Your goal: Identify, in the records below, every line where the string "this" appears, and copy each such line.

[Dataset records]
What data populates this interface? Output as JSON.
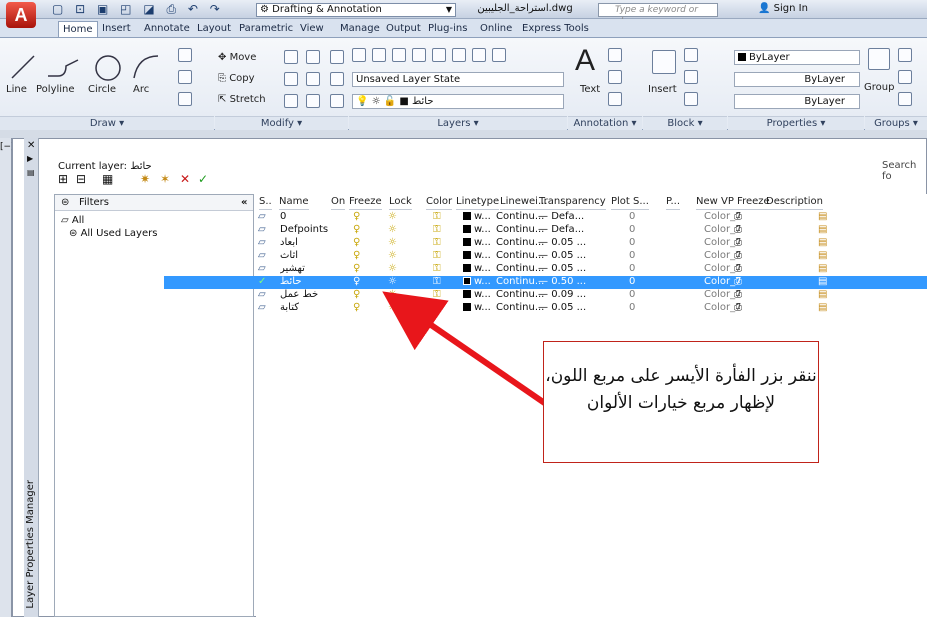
{
  "app": {
    "logo_glyph": "A"
  },
  "quick_access": {
    "icons": "▢ ⊡ ▣ ◰ ◪ ⎙ ↶ ↷"
  },
  "workspace": {
    "value": "Drafting & Annotation"
  },
  "document": {
    "title": "استراحة_الجليبين.dwg"
  },
  "search": {
    "placeholder": "Type a keyword or phrase"
  },
  "signin": {
    "label": "Sign In"
  },
  "tabs": [
    "Home",
    "Insert",
    "Annotate",
    "Layout",
    "Parametric",
    "View",
    "Manage",
    "Output",
    "Plug-ins",
    "Online",
    "Express Tools"
  ],
  "ribbon": {
    "draw": {
      "title": "Draw ▾",
      "tools": [
        "Line",
        "Polyline",
        "Circle",
        "Arc"
      ]
    },
    "modify": {
      "title": "Modify ▾",
      "tools": [
        "Move",
        "Copy",
        "Stretch"
      ]
    },
    "layers": {
      "title": "Layers ▾",
      "state": "Unsaved Layer State",
      "current": "حائط"
    },
    "annotation": {
      "title": "Annotation ▾",
      "text": "Text"
    },
    "block": {
      "title": "Block ▾",
      "insert": "Insert"
    },
    "properties": {
      "title": "Properties ▾",
      "color": "ByLayer",
      "linetype": "ByLayer",
      "lineweight": "ByLayer"
    },
    "groups": {
      "title": "Groups ▾",
      "group": "Group"
    }
  },
  "palette": {
    "collapse_glyph": "[−]",
    "side_label": "Layer Properties Manager",
    "current_layer_label": "Current layer:",
    "current_layer_value": "حائط",
    "search_label": "Search fo",
    "filters_header": "Filters",
    "filters_collapse": "«",
    "filter_tree": [
      "All",
      "All Used Layers"
    ]
  },
  "columns": [
    "S..",
    "Name",
    "On",
    "Freeze",
    "Lock",
    "Color",
    "Linetype",
    "Linewei...",
    "Transparency",
    "Plot S...",
    "P...",
    "New VP Freeze",
    "Description"
  ],
  "layers": [
    {
      "name": "0",
      "color": "w...",
      "linetype": "Continu...",
      "lineweight": "Defa...",
      "transparency": "0",
      "plot_style": "Color_7",
      "current": false
    },
    {
      "name": "Defpoints",
      "color": "w...",
      "linetype": "Continu...",
      "lineweight": "Defa...",
      "transparency": "0",
      "plot_style": "Color_7",
      "current": false
    },
    {
      "name": "ابعاد",
      "color": "w...",
      "linetype": "Continu...",
      "lineweight": "0.05 ...",
      "transparency": "0",
      "plot_style": "Color_7",
      "current": false
    },
    {
      "name": "اثاث",
      "color": "w...",
      "linetype": "Continu...",
      "lineweight": "0.05 ...",
      "transparency": "0",
      "plot_style": "Color_7",
      "current": false
    },
    {
      "name": "تهشير",
      "color": "w...",
      "linetype": "Continu...",
      "lineweight": "0.05 ...",
      "transparency": "0",
      "plot_style": "Color_7",
      "current": false
    },
    {
      "name": "حائط",
      "color": "w...",
      "linetype": "Continu...",
      "lineweight": "0.50 ...",
      "transparency": "0",
      "plot_style": "Color_7",
      "current": true
    },
    {
      "name": "خط عمل",
      "color": "w...",
      "linetype": "Continu...",
      "lineweight": "0.09 ...",
      "transparency": "0",
      "plot_style": "Color_7",
      "current": false
    },
    {
      "name": "كتابة",
      "color": "w...",
      "linetype": "Continu...",
      "lineweight": "0.05 ...",
      "transparency": "0",
      "plot_style": "Color_7",
      "current": false
    }
  ],
  "callout": {
    "text": "ننقر بزر الفأرة الأيسر على مربع اللون، لإظهار مربع خيارات الألوان"
  },
  "colors": {
    "selection": "#3399ff",
    "arrow": "#e8161b",
    "callout_border": "#c0231a"
  }
}
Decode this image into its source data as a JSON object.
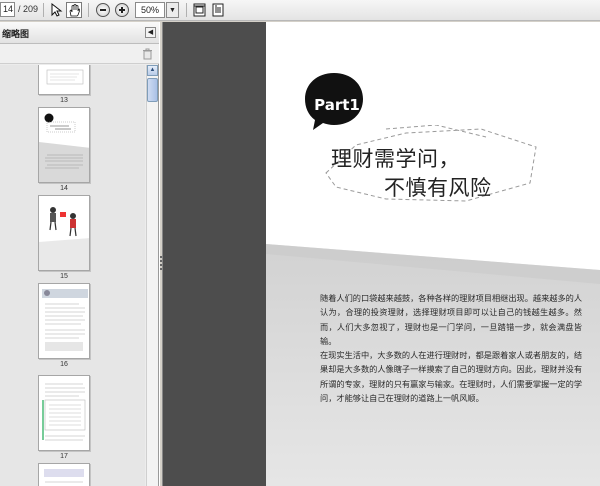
{
  "toolbar": {
    "current_page": "14",
    "total_pages": "/ 209",
    "zoom": "50%",
    "icons": [
      "select-arrow-icon",
      "hand-tool-icon",
      "zoom-out-icon",
      "zoom-in-icon",
      "fit-page-icon",
      "fit-width-icon"
    ]
  },
  "sidebar": {
    "title": "缩略图",
    "thumbnails": [
      {
        "label": "13"
      },
      {
        "label": "14"
      },
      {
        "label": "15"
      },
      {
        "label": "16"
      },
      {
        "label": "17"
      }
    ]
  },
  "document": {
    "part_label": "Part1",
    "title_line1": "理财需学问，",
    "title_line2": "不慎有风险",
    "paragraph1": "随着人们的口袋越来越鼓，各种各样的理财项目相继出现。越来越多的人认为，合理的投资理财，选择理财项目即可以让自己的钱越生越多。然而，人们大多忽视了，理财也是一门学问，一旦踏错一步，就会满盘皆输。",
    "paragraph2": "在现实生活中，大多数的人在进行理财时，都是跟着家人或者朋友的，结果却是大多数的人像瞎子一样摸索了自己的理财方向。因此，理财并没有所谓的专家，理财的只有赢家与输家。在理财时，人们需要掌握一定的学问，才能够让自己在理财的道路上一帆风顺。"
  }
}
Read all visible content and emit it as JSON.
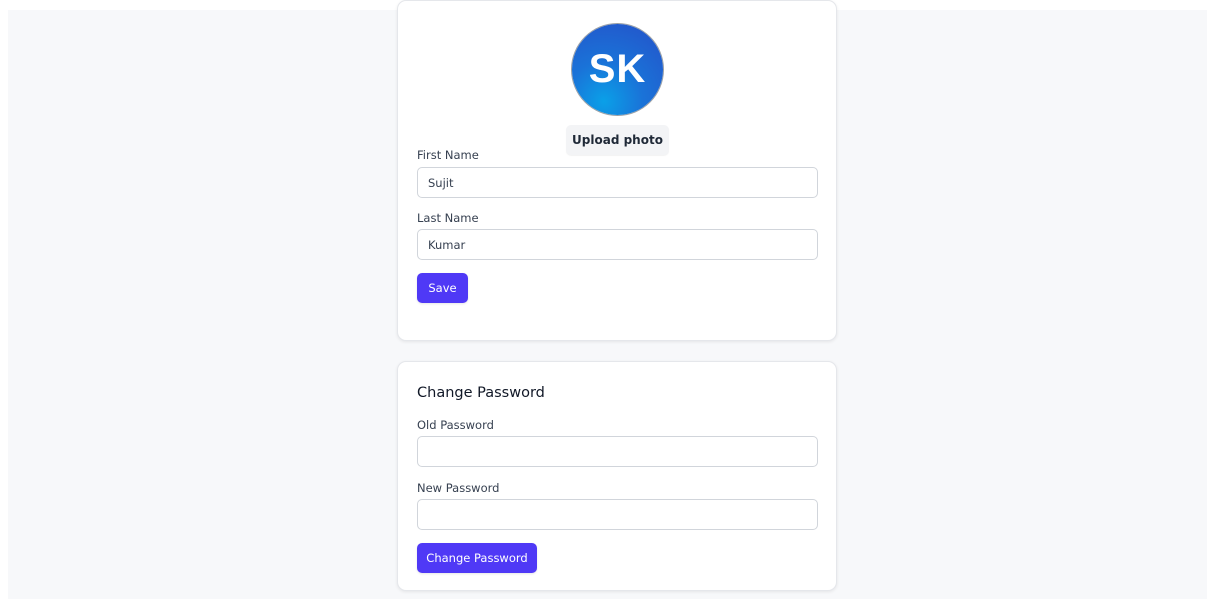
{
  "profile": {
    "avatar_initials": "SK",
    "upload_label": "Upload photo",
    "first_name_label": "First Name",
    "first_name_value": "Sujit",
    "last_name_label": "Last Name",
    "last_name_value": "Kumar",
    "save_label": "Save"
  },
  "password": {
    "title": "Change Password",
    "old_label": "Old Password",
    "old_value": "",
    "new_label": "New Password",
    "new_value": "",
    "submit_label": "Change Password"
  },
  "colors": {
    "primary": "#4f39f6",
    "background": "#f7f8fa",
    "card": "#ffffff"
  }
}
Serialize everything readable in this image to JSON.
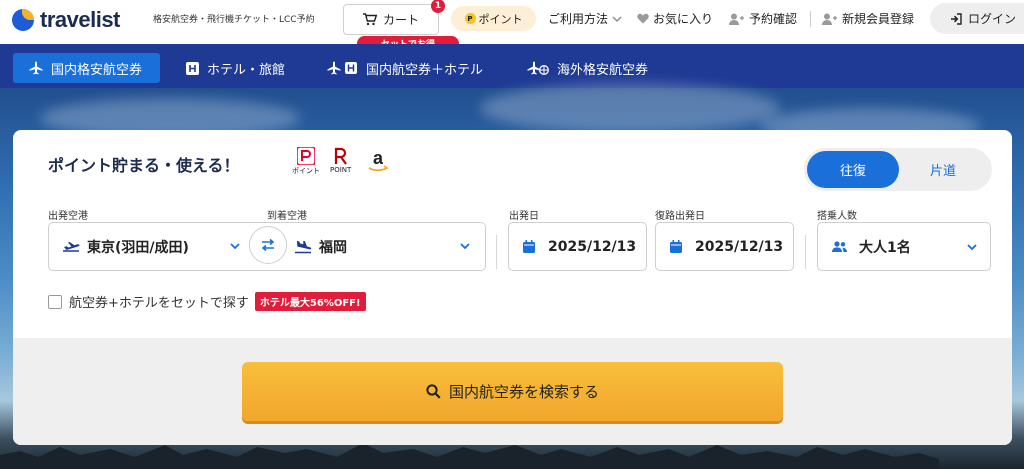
{
  "header": {
    "logo_text": "travelist",
    "tagline": "格安航空券・飛行機チケット・LCC予約",
    "cart_label": "カート",
    "cart_badge": "1",
    "set_tag": "セットでお得",
    "point_label": "ポイント",
    "point_coin": "P",
    "links": {
      "usage": "ご利用方法",
      "favorites": "お気に入り",
      "reservations": "予約確認",
      "signup": "新規会員登録",
      "login": "ログイン"
    }
  },
  "navbar": {
    "tabs": [
      {
        "label": "国内格安航空券",
        "active": true
      },
      {
        "label": "ホテル・旅館",
        "active": false
      },
      {
        "label": "国内航空券＋ホテル",
        "active": false
      },
      {
        "label": "海外格安航空券",
        "active": false
      }
    ]
  },
  "search": {
    "promo_title": "ポイント貯まる・使える！",
    "brand_logos": {
      "paypay_caption": "ポイント",
      "rakuten_caption": "POINT"
    },
    "trip_types": {
      "round_trip": "往復",
      "one_way": "片道",
      "selected": "往復"
    },
    "fields": {
      "departure_label": "出発空港",
      "departure_value": "東京(羽田/成田)",
      "arrival_label": "到着空港",
      "arrival_value": "福岡",
      "depart_date_label": "出発日",
      "depart_date_value": "2025/12/13",
      "return_date_label": "復路出発日",
      "return_date_value": "2025/12/13",
      "passengers_label": "搭乗人数",
      "passengers_value": "大人1名"
    },
    "set_option_label": "航空券+ホテルをセットで探す",
    "set_option_badge": "ホテル最大56%OFF!",
    "set_option_checked": false,
    "search_button": "国内航空券を検索する"
  },
  "colors": {
    "brand_navy": "#1e3a94",
    "accent_blue": "#1b6fd8",
    "search_orange": "#f5b22d",
    "badge_red": "#e01e3c"
  }
}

Written reply:
What data populates this interface? Output as JSON.
Decode this image into its source data as a JSON object.
Serialize everything readable in this image to JSON.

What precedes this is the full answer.